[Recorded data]
━━━━━━━━━━━━━━━━
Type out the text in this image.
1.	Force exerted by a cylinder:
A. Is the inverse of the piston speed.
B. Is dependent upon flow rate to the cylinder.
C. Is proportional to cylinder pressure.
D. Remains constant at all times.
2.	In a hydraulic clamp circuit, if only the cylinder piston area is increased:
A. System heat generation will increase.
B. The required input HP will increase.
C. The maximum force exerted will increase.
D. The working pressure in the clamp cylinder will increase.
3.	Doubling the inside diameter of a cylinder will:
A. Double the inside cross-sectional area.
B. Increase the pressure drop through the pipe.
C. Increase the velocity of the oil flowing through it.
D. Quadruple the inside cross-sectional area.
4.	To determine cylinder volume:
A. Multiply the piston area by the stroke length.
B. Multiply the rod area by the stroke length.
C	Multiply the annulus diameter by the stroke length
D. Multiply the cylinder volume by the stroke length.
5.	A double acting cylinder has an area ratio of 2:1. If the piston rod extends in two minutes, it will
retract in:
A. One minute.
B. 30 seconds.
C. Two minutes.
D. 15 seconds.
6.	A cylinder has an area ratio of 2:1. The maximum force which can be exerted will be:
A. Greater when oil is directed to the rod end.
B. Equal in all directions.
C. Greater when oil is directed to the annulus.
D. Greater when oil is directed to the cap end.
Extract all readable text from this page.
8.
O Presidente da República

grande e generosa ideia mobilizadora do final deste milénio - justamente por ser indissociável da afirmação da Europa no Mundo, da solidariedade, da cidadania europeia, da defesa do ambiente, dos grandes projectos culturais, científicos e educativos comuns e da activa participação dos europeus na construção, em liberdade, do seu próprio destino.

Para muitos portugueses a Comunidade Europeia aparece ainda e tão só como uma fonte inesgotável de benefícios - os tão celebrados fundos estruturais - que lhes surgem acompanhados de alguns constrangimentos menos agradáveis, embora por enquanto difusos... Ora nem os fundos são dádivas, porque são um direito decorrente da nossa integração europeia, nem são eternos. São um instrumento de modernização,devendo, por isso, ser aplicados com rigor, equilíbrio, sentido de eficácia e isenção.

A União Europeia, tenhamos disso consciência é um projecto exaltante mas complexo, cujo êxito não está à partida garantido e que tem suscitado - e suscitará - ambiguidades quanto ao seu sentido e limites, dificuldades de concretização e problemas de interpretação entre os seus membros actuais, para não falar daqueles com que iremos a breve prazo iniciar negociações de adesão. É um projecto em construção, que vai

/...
━━━━━━━━━━━━━━━━
◆ OBJECTIVE ◆
Set out every line from the material that contains the string "annulus".

◆ TASK SOLUTION ◆
C	Multiply the annulus diameter by the stroke length
C. Greater when oil is directed to the annulus.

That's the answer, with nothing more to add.